▶ [Task data]:
########################################
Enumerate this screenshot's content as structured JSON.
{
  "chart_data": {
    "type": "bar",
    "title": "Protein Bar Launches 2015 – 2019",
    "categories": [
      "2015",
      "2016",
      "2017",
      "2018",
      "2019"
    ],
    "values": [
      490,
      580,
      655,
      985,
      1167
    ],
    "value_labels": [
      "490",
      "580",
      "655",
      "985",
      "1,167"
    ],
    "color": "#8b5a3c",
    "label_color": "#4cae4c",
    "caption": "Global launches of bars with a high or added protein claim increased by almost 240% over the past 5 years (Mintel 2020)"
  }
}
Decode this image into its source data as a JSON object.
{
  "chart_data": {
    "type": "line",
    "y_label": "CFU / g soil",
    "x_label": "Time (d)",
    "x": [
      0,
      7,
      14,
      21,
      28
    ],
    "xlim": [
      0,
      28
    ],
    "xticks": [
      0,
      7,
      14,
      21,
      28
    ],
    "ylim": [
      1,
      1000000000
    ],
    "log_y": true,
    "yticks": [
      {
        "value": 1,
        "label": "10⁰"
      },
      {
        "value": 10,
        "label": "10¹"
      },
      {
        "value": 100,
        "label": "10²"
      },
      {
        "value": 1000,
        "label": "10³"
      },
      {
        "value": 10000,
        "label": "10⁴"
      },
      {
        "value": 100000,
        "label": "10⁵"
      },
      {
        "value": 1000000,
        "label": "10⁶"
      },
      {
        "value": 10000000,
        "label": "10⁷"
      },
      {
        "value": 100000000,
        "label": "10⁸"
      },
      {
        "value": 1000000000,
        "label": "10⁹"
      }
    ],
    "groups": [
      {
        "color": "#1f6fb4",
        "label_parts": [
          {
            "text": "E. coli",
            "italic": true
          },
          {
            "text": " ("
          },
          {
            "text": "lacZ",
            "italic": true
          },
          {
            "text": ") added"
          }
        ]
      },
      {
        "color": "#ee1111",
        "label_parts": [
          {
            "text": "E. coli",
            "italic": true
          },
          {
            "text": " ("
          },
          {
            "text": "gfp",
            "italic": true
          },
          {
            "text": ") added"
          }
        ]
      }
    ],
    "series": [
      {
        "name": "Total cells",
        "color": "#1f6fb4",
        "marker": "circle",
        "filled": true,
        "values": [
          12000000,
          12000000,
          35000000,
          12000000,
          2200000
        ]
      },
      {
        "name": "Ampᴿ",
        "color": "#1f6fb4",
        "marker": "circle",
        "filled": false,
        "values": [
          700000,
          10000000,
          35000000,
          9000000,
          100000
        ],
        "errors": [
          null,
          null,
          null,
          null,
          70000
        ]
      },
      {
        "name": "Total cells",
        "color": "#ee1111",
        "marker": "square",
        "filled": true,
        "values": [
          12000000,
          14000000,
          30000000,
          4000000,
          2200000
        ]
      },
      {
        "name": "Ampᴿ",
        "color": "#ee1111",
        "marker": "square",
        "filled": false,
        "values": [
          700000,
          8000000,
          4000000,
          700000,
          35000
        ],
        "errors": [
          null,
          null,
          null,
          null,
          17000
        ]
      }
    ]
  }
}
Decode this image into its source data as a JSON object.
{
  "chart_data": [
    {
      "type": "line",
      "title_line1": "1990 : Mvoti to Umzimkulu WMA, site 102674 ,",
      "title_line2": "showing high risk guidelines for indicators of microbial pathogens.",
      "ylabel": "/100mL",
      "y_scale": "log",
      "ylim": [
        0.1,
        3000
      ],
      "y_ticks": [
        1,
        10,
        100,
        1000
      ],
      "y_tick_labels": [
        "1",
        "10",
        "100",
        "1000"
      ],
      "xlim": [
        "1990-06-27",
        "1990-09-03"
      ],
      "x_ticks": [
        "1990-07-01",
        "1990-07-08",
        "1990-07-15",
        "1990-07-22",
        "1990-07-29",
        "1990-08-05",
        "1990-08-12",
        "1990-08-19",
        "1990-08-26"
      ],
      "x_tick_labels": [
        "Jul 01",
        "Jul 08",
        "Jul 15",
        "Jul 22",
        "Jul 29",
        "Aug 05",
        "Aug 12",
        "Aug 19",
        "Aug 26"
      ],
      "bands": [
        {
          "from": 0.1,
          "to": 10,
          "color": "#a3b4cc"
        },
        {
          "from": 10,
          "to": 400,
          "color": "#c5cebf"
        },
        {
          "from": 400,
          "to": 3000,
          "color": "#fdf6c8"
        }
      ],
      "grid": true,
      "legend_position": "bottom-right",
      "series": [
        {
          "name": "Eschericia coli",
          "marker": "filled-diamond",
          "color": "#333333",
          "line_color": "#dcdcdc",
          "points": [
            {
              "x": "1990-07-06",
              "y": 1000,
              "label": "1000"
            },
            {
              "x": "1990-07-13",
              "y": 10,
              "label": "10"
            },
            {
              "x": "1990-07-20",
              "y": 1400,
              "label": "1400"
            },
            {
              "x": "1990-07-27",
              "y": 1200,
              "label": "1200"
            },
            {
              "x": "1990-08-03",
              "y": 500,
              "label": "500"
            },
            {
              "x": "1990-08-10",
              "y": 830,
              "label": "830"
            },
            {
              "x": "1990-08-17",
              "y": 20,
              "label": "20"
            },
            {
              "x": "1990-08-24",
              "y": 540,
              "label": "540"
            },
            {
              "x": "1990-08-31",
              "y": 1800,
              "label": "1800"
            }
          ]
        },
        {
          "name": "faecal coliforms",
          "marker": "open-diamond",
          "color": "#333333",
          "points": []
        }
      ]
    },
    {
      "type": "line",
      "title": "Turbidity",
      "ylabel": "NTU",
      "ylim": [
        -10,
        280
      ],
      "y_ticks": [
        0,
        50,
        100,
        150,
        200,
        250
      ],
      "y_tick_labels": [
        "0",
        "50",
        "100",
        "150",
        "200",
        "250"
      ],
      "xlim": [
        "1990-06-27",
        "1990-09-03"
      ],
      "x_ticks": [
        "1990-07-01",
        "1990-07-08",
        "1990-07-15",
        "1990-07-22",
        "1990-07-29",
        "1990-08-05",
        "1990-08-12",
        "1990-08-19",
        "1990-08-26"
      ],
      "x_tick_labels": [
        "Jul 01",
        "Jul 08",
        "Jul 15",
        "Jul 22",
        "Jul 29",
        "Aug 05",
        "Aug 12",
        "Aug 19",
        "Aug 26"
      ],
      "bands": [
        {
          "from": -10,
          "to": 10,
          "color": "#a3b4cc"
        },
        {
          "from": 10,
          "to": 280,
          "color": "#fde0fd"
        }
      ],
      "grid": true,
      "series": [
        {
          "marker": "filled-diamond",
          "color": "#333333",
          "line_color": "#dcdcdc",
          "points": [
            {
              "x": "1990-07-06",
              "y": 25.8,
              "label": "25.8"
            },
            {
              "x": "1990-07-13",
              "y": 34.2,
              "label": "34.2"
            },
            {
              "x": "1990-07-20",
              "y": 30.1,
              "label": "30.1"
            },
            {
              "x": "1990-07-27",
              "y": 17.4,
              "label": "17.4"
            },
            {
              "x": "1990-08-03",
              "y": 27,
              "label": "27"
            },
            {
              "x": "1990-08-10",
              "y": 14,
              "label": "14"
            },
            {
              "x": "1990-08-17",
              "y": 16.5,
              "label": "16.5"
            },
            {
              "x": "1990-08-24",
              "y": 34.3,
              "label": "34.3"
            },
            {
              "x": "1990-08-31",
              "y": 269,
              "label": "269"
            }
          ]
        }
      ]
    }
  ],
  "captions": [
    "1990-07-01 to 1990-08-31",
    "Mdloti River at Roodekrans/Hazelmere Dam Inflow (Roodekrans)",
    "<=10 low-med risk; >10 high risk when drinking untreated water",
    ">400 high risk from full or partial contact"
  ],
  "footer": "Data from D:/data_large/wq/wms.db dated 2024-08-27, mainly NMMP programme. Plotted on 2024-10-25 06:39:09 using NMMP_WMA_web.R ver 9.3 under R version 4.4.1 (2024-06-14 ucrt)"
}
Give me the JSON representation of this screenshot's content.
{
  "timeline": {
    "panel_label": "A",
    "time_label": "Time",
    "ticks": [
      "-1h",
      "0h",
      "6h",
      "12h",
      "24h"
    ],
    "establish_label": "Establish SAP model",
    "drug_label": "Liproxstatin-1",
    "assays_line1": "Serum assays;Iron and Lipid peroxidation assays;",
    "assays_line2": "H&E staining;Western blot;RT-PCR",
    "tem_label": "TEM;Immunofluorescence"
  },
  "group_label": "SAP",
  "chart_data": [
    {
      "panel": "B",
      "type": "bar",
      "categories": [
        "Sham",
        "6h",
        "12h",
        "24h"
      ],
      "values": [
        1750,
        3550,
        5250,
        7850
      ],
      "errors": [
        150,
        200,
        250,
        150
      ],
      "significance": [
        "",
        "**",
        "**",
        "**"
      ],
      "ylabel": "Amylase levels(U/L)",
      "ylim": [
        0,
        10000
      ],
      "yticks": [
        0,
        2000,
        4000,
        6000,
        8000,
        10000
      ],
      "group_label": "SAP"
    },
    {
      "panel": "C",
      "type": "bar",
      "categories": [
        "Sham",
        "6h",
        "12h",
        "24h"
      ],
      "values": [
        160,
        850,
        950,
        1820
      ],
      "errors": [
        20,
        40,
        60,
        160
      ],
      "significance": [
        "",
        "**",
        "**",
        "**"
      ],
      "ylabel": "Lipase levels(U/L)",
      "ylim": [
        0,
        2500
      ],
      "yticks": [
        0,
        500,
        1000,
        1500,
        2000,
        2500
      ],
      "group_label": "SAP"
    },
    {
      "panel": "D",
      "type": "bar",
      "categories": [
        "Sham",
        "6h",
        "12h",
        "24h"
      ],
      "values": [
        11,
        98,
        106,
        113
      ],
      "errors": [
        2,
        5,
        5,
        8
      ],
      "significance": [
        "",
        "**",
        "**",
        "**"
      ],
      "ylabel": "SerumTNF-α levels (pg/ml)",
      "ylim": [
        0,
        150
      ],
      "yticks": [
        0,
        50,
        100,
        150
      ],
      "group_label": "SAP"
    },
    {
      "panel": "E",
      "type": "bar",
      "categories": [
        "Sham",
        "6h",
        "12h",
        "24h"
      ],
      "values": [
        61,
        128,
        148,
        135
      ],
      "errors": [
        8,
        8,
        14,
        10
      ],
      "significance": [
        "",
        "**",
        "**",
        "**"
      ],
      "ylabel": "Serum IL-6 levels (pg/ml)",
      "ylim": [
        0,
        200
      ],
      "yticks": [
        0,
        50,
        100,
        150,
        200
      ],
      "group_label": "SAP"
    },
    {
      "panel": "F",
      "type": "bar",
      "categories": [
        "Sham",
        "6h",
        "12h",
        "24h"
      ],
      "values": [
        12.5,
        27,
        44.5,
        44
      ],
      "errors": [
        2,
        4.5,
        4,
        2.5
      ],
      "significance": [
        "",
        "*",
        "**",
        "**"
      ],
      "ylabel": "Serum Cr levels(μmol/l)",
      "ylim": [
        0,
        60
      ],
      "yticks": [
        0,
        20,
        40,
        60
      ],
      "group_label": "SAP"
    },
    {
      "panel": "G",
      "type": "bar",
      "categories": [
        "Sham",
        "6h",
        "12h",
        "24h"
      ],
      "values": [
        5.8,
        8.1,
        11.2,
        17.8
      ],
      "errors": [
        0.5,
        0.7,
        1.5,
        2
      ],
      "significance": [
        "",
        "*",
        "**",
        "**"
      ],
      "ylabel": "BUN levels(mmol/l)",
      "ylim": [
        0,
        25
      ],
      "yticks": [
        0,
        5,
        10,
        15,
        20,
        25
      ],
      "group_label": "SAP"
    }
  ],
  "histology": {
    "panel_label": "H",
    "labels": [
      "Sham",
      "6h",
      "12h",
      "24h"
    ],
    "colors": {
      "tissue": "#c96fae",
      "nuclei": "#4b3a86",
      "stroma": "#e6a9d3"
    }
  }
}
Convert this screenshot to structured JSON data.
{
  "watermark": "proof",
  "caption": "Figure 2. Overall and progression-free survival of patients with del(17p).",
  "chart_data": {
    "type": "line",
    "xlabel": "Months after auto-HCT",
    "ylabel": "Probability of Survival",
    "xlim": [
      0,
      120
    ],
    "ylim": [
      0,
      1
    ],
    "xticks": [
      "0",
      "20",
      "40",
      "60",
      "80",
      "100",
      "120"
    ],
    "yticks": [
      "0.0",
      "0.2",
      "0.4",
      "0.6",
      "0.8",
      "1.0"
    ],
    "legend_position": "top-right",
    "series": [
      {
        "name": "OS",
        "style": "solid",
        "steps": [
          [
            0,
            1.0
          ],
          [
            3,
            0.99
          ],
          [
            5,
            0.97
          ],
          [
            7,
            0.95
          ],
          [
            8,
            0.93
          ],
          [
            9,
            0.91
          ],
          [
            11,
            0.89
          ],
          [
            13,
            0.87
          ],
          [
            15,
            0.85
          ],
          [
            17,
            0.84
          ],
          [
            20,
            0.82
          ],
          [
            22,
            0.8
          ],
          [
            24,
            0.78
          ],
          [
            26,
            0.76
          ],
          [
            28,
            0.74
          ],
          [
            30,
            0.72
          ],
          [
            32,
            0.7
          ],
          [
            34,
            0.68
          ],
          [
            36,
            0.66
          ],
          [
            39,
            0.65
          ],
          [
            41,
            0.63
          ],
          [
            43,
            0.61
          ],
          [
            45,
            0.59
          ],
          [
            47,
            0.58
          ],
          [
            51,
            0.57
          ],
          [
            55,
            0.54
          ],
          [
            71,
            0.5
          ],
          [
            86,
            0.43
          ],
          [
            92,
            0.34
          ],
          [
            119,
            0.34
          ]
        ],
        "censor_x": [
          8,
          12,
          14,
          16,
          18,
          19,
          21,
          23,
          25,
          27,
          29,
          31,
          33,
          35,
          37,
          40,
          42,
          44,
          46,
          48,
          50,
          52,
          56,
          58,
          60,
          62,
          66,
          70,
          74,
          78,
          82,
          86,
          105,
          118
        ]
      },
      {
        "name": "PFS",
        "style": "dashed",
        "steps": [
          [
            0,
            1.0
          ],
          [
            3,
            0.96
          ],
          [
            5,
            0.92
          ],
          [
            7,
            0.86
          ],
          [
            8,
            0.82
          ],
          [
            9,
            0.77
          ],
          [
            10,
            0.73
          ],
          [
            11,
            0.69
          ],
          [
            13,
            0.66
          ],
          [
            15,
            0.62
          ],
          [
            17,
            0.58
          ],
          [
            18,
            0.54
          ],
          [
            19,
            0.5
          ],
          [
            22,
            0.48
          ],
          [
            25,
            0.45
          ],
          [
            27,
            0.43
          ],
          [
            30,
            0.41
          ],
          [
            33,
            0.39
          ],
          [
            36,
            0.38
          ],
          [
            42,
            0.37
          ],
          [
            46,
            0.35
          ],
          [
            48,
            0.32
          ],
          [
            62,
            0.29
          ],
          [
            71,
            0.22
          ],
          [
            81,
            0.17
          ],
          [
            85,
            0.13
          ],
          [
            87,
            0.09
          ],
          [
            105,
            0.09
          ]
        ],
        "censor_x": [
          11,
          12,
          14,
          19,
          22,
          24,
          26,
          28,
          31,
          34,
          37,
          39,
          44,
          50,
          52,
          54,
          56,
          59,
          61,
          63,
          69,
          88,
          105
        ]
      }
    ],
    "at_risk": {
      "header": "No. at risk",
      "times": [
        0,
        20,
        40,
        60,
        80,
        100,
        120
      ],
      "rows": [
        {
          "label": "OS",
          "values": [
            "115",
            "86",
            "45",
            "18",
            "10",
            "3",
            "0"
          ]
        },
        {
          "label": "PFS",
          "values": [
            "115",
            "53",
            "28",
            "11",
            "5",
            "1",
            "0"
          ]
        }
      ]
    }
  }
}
########################################
▶ [Task instructions]: In the records, which lines use the word "high"? Report them.

▶ [Solved exercise]:
    "caption": "Global launches of bars with a high or added protein claim increased by almost 240% over the past 5 years (Mintel 2020)"
      "title_line2": "showing high risk guidelines for indicators of microbial pathogens.",
    "<=10 low-med risk; >10 high risk when drinking untreated water",
    ">400 high risk from full or partial contact"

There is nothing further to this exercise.